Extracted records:
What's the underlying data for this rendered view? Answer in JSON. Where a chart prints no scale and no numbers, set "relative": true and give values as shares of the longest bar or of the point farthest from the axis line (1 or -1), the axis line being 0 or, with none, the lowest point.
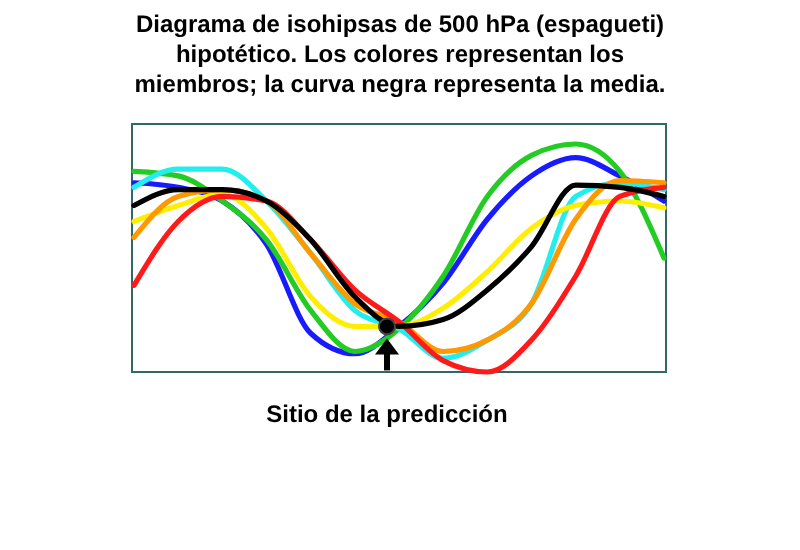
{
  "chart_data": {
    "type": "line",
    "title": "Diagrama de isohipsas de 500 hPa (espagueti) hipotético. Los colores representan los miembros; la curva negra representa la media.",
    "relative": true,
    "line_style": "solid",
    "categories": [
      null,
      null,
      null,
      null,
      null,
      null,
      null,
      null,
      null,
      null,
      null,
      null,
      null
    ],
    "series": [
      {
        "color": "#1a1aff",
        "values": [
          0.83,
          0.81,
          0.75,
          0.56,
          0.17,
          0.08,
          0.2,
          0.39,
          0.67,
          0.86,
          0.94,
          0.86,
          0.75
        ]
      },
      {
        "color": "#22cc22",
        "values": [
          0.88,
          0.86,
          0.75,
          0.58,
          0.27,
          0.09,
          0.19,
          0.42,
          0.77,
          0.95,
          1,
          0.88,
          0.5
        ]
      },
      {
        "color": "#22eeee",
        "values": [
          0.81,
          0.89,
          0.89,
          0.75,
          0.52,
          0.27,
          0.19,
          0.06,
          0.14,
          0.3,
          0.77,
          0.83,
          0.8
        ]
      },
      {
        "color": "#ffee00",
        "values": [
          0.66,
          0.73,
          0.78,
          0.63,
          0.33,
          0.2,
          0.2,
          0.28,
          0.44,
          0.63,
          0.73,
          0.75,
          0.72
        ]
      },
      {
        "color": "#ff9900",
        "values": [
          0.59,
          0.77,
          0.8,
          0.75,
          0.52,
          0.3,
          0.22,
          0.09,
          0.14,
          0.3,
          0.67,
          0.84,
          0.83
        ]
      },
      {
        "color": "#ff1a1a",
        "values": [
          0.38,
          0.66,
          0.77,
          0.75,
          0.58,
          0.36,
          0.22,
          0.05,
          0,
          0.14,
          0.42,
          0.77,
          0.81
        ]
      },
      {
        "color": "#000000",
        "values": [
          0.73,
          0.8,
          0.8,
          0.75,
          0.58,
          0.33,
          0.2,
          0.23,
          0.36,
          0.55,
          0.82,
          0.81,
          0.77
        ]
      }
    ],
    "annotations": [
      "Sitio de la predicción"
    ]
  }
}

What is being asked:
Go through the data above and transcribe it in full, omitting any image.

Answer in full:
What's the underlying data for this rendered view? Answer in JSON. Where a chart prints no scale and no numbers, set "relative": true and give values as shares of the longest bar or of the point farthest from the axis line (1 or -1), the axis line being 0 or, with none, the lowest point.
{
  "chart_data": {
    "type": "line",
    "title": "Diagrama de isohipsas de 500 hPa (espagueti) hipotético. Los colores representan los miembros; la curva negra representa la media.",
    "relative": true,
    "line_style": "solid",
    "categories": [
      null,
      null,
      null,
      null,
      null,
      null,
      null,
      null,
      null,
      null,
      null,
      null,
      null
    ],
    "series": [
      {
        "color": "#1a1aff",
        "values": [
          0.83,
          0.81,
          0.75,
          0.56,
          0.17,
          0.08,
          0.2,
          0.39,
          0.67,
          0.86,
          0.94,
          0.86,
          0.75
        ]
      },
      {
        "color": "#22cc22",
        "values": [
          0.88,
          0.86,
          0.75,
          0.58,
          0.27,
          0.09,
          0.19,
          0.42,
          0.77,
          0.95,
          1,
          0.88,
          0.5
        ]
      },
      {
        "color": "#22eeee",
        "values": [
          0.81,
          0.89,
          0.89,
          0.75,
          0.52,
          0.27,
          0.19,
          0.06,
          0.14,
          0.3,
          0.77,
          0.83,
          0.8
        ]
      },
      {
        "color": "#ffee00",
        "values": [
          0.66,
          0.73,
          0.78,
          0.63,
          0.33,
          0.2,
          0.2,
          0.28,
          0.44,
          0.63,
          0.73,
          0.75,
          0.72
        ]
      },
      {
        "color": "#ff9900",
        "values": [
          0.59,
          0.77,
          0.8,
          0.75,
          0.52,
          0.3,
          0.22,
          0.09,
          0.14,
          0.3,
          0.67,
          0.84,
          0.83
        ]
      },
      {
        "color": "#ff1a1a",
        "values": [
          0.38,
          0.66,
          0.77,
          0.75,
          0.58,
          0.36,
          0.22,
          0.05,
          0,
          0.14,
          0.42,
          0.77,
          0.81
        ]
      },
      {
        "color": "#000000",
        "values": [
          0.73,
          0.8,
          0.8,
          0.75,
          0.58,
          0.33,
          0.2,
          0.23,
          0.36,
          0.55,
          0.82,
          0.81,
          0.77
        ]
      }
    ],
    "annotations": [
      "Sitio de la predicción"
    ]
  }
}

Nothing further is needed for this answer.